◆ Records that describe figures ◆
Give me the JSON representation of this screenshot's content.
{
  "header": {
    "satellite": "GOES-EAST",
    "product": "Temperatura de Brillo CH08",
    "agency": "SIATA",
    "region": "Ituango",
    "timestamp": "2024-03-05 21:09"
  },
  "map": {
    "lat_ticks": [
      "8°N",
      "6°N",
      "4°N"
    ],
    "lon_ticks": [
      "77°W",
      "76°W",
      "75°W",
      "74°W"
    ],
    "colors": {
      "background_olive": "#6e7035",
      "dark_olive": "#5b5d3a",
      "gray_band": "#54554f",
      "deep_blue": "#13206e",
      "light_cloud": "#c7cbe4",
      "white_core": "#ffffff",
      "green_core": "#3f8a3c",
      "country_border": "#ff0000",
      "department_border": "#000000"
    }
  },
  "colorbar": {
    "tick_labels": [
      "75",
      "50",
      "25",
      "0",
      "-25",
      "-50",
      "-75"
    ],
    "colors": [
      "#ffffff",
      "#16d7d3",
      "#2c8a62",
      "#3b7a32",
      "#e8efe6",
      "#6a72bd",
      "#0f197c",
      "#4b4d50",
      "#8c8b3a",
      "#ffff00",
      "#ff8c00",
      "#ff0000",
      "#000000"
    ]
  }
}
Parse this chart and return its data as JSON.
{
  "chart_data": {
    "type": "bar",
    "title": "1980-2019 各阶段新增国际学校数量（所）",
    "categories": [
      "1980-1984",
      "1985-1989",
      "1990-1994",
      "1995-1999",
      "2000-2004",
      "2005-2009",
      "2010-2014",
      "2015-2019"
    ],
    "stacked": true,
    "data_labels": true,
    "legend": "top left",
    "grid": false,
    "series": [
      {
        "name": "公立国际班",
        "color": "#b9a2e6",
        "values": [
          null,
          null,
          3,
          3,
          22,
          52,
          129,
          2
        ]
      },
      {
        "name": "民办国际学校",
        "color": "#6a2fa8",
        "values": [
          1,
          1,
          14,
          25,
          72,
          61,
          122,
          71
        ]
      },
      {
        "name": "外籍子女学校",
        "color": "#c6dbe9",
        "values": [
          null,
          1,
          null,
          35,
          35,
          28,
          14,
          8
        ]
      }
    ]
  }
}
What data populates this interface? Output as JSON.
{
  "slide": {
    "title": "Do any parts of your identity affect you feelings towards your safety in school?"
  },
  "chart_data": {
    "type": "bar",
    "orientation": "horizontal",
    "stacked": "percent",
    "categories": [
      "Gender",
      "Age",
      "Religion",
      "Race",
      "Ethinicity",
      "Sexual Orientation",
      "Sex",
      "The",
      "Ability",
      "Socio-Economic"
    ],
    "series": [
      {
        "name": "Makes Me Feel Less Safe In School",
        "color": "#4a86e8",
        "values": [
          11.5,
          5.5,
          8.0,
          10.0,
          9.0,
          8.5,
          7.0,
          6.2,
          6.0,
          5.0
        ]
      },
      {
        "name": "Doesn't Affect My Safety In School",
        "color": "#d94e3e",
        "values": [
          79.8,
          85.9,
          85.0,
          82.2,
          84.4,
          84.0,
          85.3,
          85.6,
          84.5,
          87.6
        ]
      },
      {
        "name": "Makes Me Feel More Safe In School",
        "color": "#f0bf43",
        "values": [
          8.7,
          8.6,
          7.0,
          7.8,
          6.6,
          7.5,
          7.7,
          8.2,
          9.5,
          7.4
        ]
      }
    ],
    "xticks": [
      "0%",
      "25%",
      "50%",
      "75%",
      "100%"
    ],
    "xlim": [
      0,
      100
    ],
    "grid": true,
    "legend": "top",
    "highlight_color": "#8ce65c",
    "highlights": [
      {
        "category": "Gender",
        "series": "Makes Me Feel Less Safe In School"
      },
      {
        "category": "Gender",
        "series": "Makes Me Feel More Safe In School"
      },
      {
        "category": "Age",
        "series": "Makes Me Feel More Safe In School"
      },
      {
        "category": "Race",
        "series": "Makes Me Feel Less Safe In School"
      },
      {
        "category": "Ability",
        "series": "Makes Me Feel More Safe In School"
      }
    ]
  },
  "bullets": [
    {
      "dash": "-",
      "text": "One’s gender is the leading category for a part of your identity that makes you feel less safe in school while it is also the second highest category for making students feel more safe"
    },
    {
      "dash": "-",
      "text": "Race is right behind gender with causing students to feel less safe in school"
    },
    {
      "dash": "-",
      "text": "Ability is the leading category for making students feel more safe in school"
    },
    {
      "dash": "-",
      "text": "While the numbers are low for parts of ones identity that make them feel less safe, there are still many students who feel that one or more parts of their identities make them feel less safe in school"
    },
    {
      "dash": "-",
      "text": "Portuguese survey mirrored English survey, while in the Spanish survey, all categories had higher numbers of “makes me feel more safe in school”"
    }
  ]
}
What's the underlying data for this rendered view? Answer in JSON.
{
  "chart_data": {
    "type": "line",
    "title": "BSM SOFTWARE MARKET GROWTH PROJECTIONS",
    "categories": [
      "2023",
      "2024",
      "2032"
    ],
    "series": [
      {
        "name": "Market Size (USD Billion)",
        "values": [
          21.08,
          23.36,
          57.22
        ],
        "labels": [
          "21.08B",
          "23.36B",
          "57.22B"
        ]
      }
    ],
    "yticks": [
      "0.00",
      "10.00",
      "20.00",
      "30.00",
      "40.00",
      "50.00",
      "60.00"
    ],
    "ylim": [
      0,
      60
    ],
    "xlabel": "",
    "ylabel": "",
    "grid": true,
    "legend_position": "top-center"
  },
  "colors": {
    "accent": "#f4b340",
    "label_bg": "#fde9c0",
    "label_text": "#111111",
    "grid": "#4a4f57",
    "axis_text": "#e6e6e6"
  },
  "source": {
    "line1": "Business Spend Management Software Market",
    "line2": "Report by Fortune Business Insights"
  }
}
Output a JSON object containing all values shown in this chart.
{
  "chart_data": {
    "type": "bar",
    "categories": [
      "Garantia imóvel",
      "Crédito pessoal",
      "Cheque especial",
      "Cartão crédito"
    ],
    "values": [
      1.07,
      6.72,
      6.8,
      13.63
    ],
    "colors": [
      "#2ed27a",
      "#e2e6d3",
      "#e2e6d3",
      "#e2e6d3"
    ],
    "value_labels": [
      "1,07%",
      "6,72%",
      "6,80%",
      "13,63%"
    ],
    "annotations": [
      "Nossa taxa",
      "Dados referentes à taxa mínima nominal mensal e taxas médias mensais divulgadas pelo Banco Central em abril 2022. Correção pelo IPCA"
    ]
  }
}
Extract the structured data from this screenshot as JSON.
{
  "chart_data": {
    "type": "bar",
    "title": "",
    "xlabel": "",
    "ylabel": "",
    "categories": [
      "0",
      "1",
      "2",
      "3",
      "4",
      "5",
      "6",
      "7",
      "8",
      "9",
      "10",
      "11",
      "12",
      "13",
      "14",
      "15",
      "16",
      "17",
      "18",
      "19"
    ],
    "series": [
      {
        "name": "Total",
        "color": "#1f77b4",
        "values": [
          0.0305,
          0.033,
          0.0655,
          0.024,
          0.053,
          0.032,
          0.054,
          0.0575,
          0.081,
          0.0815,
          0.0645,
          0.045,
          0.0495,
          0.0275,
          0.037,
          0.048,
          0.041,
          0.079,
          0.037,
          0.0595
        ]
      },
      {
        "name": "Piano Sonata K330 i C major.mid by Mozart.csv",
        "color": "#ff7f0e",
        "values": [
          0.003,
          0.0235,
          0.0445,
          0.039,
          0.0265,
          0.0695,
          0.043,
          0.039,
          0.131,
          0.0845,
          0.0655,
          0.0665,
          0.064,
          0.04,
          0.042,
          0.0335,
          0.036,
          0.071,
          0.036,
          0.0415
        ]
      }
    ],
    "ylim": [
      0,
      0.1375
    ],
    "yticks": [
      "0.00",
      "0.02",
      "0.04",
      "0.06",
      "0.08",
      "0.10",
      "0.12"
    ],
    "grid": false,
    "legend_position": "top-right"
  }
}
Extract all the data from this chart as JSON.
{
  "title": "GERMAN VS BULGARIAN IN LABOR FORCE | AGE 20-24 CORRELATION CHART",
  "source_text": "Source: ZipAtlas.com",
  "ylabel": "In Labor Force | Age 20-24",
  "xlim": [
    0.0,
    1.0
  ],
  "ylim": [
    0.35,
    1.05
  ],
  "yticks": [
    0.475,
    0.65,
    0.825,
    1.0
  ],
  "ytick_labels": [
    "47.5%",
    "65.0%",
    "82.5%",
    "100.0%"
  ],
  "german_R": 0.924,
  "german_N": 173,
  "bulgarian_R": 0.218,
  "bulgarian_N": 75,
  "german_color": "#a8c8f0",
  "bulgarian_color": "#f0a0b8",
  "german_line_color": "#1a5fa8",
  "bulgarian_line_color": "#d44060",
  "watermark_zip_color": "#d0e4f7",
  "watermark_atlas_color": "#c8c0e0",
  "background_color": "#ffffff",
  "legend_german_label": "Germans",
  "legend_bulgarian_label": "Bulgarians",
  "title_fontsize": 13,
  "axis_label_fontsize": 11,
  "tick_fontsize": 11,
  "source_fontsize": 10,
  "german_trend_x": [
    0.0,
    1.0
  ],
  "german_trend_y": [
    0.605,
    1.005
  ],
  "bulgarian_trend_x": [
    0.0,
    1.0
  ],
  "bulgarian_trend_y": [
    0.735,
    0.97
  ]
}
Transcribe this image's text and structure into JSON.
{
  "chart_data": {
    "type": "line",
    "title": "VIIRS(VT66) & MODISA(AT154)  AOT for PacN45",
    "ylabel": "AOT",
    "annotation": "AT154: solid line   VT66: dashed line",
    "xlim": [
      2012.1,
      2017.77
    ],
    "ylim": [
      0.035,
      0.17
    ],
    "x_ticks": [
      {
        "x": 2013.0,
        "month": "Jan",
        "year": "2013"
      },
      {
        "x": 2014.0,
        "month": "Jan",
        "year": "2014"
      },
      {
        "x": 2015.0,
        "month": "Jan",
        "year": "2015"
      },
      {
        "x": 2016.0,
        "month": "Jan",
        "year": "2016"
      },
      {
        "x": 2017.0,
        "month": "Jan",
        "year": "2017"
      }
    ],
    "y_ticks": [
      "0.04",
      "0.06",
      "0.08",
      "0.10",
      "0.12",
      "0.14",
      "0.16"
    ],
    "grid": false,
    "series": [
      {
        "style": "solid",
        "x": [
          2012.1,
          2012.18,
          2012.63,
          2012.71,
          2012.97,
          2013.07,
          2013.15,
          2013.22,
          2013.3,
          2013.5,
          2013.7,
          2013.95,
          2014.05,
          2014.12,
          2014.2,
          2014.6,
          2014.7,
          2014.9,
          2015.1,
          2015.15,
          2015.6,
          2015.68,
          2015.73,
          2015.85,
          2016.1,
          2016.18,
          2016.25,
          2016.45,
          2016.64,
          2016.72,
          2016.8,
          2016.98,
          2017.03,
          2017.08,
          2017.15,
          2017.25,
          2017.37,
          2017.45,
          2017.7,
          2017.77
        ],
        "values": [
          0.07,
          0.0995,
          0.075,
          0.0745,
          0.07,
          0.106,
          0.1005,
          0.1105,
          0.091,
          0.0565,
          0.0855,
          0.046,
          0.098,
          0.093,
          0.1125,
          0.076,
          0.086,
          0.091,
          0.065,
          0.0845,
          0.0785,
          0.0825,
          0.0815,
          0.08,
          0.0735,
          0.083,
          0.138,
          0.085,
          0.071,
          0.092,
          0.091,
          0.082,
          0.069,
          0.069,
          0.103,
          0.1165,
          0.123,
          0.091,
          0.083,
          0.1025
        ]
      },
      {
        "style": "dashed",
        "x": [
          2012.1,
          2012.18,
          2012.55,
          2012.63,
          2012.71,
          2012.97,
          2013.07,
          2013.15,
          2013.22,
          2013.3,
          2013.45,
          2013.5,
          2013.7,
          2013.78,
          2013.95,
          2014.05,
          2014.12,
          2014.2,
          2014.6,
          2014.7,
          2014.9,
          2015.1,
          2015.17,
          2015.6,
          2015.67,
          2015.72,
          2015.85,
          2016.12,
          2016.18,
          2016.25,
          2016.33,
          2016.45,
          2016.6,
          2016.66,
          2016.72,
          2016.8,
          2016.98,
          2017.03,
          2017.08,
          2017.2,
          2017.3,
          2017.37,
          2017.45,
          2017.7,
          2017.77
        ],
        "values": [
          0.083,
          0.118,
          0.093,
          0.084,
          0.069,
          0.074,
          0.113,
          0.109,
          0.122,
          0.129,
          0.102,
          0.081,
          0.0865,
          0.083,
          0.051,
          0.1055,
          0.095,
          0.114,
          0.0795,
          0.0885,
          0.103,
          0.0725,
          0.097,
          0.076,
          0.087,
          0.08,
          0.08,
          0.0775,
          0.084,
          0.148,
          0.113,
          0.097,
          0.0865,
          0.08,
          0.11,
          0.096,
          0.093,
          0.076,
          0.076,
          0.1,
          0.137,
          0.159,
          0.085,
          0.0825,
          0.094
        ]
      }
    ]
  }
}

◆ Task details ◆
Scan the entries above for the word "from" and collect each line holding it.

◆ Solution to the problem ◆
Extract the structured data from this screenshot as JSON.
Extract all the data from this chart as JSON.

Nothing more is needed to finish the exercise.